Instruction
Copy out, from the entries below, each line holding the string "xlabel".

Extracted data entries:
***

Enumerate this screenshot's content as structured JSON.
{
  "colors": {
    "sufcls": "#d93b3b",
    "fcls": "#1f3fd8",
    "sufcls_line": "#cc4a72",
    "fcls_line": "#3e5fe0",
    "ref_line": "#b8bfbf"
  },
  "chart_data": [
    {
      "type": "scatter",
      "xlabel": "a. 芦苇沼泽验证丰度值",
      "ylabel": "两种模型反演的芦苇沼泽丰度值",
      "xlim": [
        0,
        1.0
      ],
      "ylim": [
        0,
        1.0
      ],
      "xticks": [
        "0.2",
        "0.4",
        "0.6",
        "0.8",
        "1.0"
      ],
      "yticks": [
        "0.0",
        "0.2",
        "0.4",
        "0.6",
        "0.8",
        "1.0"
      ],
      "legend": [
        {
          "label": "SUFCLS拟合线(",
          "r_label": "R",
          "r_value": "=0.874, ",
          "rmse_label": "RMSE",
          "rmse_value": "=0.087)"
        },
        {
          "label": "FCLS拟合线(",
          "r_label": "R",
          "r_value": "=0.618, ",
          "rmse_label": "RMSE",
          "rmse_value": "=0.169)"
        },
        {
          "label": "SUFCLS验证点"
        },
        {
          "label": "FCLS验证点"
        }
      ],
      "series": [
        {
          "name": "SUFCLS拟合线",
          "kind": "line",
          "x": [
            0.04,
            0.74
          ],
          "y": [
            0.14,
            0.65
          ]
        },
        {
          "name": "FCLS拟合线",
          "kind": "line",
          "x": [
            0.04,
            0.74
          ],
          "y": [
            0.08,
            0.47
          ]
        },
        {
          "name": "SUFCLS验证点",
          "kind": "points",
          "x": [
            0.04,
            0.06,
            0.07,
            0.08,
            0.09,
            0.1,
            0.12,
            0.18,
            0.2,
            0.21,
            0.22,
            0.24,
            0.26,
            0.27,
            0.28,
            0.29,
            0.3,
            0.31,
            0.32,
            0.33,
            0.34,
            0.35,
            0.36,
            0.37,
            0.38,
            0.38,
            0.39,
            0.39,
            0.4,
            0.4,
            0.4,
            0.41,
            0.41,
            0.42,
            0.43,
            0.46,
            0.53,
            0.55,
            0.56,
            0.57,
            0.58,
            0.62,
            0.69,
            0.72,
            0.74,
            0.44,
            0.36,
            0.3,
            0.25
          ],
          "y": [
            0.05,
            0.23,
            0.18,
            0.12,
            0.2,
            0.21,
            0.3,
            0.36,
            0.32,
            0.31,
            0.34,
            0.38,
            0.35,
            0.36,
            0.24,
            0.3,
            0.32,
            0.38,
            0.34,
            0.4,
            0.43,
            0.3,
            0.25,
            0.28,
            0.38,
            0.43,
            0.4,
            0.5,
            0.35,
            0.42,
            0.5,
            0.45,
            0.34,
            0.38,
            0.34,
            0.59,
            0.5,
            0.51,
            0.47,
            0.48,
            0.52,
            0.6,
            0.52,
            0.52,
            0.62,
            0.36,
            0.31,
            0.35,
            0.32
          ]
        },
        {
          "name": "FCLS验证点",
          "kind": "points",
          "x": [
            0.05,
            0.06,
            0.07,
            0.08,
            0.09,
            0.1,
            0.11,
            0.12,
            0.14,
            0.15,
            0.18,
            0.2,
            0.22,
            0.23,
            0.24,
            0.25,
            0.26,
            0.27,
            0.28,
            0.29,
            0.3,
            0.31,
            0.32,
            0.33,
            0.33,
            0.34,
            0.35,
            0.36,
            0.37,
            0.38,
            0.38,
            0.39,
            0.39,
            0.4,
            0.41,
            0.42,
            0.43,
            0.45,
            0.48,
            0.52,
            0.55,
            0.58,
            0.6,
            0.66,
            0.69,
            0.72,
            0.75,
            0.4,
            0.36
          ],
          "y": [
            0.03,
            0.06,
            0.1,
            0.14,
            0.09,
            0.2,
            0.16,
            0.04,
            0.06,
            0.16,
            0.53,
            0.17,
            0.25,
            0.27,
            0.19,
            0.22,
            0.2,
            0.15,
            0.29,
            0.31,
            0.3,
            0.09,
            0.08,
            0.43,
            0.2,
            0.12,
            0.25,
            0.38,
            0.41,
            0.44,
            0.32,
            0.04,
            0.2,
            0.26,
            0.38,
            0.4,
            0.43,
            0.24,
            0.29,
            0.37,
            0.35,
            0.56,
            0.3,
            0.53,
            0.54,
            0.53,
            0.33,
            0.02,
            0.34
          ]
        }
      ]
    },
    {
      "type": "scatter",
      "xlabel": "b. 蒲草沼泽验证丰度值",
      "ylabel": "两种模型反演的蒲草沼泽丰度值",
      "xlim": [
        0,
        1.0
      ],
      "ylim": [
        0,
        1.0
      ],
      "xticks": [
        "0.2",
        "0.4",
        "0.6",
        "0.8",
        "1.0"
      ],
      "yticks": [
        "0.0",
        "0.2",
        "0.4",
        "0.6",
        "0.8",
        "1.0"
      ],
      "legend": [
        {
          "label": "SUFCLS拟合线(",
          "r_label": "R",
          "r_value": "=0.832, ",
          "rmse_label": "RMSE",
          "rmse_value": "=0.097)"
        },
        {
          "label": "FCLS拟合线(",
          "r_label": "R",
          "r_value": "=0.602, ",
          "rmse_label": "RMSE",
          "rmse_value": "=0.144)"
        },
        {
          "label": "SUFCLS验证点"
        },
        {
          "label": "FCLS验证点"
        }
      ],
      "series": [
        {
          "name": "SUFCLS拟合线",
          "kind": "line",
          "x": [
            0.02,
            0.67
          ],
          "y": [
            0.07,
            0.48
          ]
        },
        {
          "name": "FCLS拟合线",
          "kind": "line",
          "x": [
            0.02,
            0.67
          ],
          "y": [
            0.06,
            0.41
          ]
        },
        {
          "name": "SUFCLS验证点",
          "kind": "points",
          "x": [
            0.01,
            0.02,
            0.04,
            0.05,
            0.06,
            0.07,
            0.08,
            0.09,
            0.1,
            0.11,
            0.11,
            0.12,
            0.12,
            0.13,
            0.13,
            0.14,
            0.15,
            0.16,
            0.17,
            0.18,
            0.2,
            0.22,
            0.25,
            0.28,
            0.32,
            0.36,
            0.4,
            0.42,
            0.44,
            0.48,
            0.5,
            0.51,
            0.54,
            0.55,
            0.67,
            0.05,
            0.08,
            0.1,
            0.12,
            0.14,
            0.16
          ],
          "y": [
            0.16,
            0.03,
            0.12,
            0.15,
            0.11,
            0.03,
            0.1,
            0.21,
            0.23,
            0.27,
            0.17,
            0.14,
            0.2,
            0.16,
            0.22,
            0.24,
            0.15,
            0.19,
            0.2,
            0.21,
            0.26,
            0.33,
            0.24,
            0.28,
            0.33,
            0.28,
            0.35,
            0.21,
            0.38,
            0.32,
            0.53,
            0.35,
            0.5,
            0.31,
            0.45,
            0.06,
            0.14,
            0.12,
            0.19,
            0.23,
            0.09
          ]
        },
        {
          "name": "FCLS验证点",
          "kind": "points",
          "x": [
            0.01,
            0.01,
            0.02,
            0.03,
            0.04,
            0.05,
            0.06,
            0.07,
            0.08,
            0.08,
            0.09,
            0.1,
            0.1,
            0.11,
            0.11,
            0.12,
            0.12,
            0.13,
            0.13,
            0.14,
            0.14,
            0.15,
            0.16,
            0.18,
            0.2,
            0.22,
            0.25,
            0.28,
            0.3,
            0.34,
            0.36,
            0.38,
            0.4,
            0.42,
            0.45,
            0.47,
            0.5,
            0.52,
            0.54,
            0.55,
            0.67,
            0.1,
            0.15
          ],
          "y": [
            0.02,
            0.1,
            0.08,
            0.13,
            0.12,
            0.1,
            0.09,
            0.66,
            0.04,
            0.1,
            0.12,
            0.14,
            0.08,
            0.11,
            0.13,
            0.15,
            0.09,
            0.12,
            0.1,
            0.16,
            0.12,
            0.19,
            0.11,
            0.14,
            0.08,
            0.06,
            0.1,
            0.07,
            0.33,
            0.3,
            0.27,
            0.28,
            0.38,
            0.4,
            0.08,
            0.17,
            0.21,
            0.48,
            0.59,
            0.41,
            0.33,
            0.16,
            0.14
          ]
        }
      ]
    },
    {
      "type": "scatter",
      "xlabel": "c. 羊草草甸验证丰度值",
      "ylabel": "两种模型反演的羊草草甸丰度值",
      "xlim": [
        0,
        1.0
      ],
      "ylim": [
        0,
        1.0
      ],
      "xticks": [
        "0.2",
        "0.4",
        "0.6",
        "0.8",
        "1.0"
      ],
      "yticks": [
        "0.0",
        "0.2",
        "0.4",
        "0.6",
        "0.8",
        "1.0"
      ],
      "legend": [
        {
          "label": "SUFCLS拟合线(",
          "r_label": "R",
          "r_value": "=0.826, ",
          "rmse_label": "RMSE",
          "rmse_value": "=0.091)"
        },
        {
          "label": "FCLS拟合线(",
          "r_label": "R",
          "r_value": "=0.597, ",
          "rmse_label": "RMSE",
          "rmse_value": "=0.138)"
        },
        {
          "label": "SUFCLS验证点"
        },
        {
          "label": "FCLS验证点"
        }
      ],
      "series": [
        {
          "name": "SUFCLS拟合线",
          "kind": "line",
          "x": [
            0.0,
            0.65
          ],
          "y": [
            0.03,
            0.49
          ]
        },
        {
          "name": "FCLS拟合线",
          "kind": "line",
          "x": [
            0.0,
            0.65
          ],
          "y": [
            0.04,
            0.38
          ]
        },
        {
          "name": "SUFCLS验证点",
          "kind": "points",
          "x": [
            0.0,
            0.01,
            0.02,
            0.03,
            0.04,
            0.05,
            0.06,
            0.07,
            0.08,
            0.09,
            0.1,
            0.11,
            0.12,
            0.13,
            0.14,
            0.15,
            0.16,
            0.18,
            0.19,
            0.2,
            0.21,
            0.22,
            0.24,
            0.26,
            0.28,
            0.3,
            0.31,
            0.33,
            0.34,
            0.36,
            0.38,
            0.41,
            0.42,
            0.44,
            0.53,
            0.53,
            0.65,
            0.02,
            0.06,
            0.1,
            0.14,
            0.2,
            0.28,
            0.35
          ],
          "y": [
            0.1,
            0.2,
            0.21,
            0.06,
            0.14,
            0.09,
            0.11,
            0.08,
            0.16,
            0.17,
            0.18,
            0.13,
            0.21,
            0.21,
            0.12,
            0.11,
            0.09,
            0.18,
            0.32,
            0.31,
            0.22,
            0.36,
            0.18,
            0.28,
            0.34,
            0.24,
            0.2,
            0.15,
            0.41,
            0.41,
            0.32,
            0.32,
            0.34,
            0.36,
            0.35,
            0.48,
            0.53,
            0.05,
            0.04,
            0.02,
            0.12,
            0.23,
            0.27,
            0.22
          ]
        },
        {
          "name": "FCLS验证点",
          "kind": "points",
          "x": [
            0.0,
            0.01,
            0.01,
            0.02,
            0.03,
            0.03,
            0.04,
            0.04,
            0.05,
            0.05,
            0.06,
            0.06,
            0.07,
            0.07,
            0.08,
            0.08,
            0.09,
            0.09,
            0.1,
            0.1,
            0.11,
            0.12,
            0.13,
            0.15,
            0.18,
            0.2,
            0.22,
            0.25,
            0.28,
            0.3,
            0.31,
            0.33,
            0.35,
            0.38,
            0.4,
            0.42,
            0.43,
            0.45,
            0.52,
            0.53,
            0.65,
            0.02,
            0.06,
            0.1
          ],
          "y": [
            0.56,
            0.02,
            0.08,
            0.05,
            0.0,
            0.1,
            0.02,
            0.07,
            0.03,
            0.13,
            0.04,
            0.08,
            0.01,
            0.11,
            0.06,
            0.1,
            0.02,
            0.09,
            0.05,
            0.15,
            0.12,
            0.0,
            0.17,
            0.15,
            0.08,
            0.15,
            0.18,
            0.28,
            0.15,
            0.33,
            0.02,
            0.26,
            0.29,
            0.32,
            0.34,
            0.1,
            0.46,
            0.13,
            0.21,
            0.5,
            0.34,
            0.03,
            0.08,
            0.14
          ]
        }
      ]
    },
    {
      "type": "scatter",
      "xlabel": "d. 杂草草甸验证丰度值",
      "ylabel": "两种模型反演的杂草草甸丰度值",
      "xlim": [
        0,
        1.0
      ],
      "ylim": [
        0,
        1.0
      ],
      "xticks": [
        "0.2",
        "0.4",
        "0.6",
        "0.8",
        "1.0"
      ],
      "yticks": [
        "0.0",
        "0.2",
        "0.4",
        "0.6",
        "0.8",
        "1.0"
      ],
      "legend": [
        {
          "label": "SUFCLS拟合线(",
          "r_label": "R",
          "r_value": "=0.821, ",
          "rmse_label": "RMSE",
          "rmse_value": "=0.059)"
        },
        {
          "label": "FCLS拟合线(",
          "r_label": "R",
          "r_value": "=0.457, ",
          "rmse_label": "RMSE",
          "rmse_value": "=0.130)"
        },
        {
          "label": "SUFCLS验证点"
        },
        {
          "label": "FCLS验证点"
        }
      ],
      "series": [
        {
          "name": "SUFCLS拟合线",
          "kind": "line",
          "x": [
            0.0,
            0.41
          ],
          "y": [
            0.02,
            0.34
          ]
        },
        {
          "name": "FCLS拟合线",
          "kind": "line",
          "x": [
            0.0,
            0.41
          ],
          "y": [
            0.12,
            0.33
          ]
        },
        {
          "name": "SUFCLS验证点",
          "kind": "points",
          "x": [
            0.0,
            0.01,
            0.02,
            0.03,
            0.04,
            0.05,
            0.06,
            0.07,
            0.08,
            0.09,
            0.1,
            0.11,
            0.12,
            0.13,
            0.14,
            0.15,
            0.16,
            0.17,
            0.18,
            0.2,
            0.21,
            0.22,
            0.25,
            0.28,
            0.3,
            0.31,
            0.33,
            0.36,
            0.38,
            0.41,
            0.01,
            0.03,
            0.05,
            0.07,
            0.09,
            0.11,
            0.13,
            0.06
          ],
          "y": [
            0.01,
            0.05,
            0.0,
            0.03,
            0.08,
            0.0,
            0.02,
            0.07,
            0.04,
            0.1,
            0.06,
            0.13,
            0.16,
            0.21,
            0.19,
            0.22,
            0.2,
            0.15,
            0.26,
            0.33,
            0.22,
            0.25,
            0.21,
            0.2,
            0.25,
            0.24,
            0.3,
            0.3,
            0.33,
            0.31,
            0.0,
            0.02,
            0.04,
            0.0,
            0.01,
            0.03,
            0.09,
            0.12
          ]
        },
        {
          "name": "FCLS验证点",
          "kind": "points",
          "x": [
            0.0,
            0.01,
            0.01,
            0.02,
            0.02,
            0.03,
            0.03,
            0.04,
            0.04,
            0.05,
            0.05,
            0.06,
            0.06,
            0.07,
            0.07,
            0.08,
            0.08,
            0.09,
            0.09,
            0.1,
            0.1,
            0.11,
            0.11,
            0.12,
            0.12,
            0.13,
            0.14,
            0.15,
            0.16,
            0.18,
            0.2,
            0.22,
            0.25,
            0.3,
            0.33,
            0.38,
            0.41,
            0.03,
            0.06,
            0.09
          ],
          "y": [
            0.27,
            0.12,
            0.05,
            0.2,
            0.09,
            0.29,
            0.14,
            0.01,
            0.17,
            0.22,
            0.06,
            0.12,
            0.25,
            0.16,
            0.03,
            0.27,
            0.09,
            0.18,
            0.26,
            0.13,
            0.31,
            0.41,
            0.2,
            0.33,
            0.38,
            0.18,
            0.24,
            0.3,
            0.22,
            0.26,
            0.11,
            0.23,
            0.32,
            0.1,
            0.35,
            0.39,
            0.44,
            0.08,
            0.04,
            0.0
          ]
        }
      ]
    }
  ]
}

***

Output
      "xlabel": "a. 芦苇沼泽验证丰度值",
      "xlabel": "b. 蒲草沼泽验证丰度值",
      "xlabel": "c. 羊草草甸验证丰度值",
      "xlabel": "d. 杂草草甸验证丰度值",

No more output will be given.